INFORMATION PROVIDED
::::
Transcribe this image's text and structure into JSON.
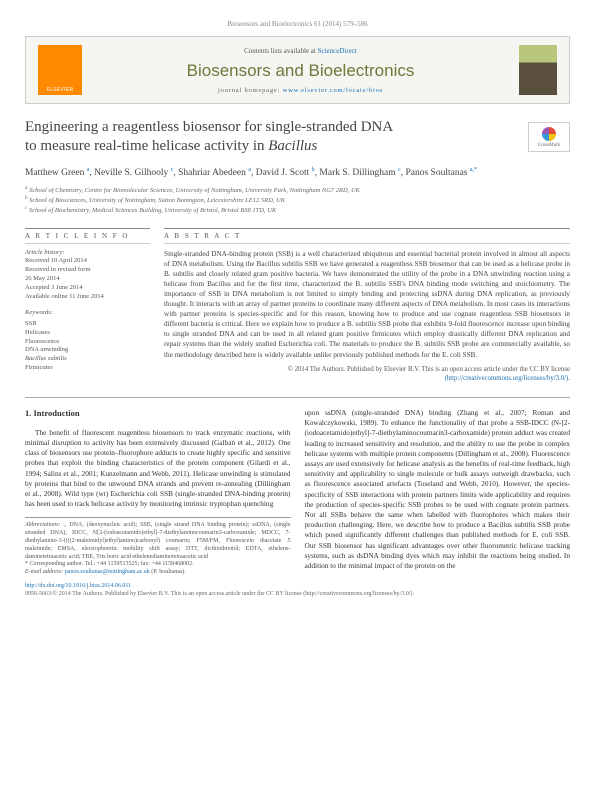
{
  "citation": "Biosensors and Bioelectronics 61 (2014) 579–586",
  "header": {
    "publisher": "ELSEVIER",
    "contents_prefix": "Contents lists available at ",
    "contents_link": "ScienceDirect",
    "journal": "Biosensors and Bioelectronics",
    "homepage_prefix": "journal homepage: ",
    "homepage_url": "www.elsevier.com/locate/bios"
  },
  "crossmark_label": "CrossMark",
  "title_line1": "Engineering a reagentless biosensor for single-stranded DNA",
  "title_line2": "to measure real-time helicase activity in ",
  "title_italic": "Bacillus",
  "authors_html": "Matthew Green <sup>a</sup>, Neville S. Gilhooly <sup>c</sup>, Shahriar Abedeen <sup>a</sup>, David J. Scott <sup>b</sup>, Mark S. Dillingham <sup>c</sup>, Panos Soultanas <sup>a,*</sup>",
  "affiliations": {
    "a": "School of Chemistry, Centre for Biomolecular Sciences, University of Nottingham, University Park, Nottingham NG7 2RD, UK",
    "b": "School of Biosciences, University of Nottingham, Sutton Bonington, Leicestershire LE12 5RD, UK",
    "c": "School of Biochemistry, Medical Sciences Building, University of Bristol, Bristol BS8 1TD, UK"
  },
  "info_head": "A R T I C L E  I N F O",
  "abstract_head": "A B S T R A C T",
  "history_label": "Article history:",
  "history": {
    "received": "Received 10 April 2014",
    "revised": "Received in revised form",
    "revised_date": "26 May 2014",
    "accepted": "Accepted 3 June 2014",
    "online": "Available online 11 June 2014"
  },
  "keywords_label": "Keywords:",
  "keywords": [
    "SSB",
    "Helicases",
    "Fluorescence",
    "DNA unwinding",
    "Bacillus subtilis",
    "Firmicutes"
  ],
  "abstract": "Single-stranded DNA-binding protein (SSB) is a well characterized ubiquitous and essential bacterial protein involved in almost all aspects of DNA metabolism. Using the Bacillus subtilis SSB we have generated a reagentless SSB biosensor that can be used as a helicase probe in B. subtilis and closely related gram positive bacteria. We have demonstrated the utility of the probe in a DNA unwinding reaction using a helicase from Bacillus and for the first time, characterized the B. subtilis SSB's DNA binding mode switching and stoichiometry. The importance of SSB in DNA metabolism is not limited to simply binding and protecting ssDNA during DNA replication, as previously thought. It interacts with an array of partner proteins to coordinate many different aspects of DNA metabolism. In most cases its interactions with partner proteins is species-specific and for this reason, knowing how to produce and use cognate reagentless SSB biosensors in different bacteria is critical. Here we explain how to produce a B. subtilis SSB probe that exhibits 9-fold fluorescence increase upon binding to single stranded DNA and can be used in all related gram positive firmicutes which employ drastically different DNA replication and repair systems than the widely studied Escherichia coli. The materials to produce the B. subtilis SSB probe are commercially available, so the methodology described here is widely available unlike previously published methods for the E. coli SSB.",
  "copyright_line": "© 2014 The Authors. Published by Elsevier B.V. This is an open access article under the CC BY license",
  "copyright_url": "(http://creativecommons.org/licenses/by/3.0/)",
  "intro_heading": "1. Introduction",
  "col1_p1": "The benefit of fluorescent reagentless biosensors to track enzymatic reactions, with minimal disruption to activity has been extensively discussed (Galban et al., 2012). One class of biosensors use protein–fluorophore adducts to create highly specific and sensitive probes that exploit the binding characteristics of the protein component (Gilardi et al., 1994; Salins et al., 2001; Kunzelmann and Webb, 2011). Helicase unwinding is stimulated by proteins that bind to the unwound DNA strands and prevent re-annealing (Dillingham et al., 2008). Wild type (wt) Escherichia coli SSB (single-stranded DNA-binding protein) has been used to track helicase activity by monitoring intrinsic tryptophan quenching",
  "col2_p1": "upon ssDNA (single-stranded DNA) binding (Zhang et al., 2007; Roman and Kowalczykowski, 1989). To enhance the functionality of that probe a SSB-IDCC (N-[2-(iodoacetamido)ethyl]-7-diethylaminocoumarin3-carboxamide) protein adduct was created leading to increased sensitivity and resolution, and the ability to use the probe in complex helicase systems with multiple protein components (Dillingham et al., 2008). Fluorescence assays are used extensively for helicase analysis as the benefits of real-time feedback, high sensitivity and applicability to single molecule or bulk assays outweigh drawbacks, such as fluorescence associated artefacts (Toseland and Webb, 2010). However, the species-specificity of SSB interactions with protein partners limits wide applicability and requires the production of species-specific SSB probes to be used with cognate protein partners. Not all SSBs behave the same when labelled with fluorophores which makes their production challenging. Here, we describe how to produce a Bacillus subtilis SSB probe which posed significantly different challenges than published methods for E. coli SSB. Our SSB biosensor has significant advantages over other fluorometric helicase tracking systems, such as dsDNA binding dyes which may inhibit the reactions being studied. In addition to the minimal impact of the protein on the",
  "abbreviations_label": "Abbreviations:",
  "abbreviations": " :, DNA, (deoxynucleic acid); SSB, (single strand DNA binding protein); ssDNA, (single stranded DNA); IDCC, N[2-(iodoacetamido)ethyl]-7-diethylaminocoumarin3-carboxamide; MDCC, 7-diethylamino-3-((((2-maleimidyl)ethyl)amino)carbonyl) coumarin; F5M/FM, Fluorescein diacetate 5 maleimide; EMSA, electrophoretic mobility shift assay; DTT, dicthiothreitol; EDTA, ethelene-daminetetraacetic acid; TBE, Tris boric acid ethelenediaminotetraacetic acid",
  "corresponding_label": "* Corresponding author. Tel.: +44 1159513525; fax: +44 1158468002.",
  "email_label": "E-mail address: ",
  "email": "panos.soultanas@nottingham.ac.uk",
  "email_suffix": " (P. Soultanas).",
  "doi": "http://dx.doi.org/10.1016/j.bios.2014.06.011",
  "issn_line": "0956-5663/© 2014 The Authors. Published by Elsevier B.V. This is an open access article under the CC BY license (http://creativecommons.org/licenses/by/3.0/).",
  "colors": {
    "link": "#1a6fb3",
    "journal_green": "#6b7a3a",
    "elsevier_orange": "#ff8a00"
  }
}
::::
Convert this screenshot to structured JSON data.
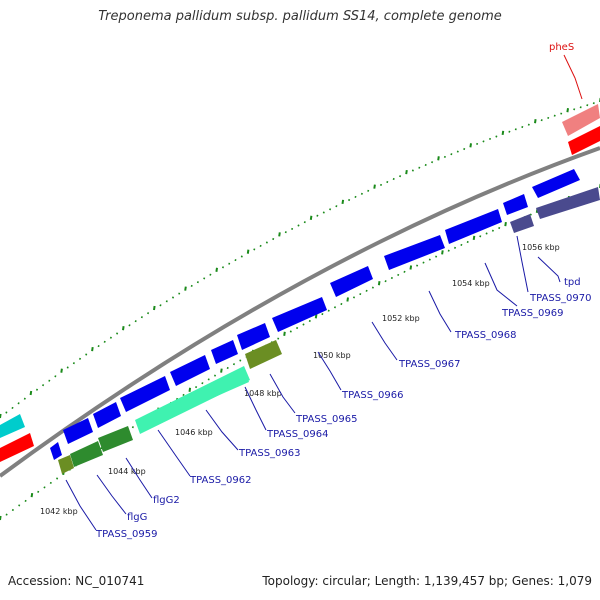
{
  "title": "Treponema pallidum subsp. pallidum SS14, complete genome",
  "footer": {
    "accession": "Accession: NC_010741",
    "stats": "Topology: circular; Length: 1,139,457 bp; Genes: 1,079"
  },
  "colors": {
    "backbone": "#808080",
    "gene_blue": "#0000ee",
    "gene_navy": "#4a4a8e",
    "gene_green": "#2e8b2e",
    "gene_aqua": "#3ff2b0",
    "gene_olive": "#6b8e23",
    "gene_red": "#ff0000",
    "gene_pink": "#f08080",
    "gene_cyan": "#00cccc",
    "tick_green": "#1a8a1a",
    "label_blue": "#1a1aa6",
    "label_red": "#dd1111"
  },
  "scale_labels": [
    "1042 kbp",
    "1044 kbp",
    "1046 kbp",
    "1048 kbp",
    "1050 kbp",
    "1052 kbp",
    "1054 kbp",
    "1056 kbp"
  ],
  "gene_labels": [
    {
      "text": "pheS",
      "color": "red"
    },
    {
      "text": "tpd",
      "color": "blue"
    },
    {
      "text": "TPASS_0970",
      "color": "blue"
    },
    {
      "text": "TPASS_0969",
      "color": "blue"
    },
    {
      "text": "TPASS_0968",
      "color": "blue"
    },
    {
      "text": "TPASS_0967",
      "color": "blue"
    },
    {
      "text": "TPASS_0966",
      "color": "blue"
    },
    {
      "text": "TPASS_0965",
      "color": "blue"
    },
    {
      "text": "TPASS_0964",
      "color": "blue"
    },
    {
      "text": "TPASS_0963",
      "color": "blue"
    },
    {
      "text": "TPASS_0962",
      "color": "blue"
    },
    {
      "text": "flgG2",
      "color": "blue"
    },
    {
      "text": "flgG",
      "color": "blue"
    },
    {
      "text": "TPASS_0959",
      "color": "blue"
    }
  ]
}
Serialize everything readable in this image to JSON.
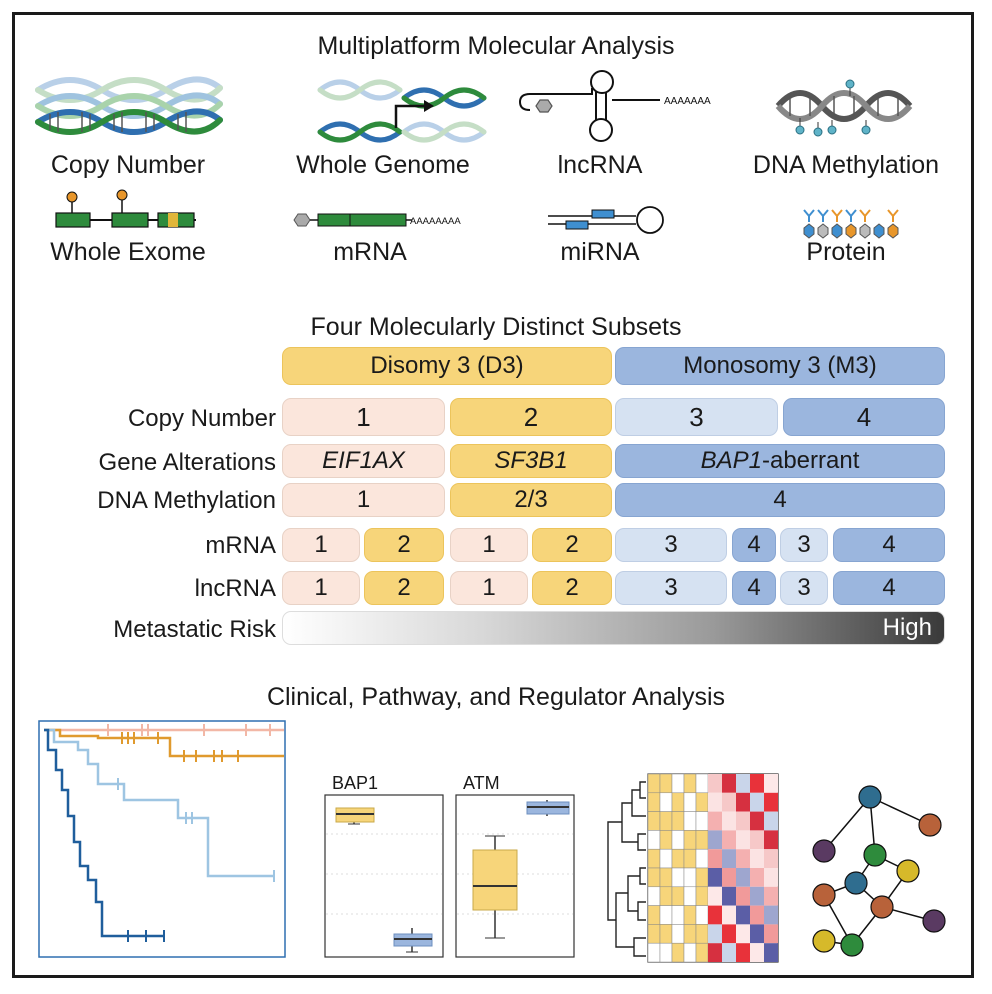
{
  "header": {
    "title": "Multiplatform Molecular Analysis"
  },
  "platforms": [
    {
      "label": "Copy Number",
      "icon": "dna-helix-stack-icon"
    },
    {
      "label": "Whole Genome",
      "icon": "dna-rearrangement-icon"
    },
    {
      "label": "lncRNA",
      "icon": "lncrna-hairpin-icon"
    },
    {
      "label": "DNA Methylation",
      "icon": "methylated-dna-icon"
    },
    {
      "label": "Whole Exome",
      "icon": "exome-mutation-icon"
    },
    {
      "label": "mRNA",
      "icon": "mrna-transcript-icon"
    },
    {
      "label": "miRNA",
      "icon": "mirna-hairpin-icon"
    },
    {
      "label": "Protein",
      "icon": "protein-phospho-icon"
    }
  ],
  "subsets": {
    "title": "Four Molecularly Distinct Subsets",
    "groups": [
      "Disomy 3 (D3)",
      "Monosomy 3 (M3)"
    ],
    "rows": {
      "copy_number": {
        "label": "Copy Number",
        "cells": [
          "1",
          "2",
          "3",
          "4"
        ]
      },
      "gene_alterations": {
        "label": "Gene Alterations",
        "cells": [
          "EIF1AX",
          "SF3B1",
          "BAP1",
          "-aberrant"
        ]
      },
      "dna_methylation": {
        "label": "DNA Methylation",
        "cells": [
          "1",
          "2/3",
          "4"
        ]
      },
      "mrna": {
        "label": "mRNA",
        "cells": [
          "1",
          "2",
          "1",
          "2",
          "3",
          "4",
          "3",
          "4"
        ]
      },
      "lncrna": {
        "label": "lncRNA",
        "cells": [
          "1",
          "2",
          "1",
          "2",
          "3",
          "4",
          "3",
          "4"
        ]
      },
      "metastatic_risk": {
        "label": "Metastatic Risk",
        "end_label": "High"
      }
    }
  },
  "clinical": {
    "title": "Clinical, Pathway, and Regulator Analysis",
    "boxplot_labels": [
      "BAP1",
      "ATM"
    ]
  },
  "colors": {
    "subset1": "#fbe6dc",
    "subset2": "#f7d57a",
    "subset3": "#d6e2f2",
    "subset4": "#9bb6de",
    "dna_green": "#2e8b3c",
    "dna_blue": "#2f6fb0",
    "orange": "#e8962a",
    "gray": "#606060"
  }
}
::::
TASK
Scan the material above for lines holding the string "Bioelectronics" and copy those lines.

SOLVED EXERCISE
  "citation": "Biosensors and Bioelectronics 61 (2014) 579–586",
    "journal": "Biosensors and Bioelectronics",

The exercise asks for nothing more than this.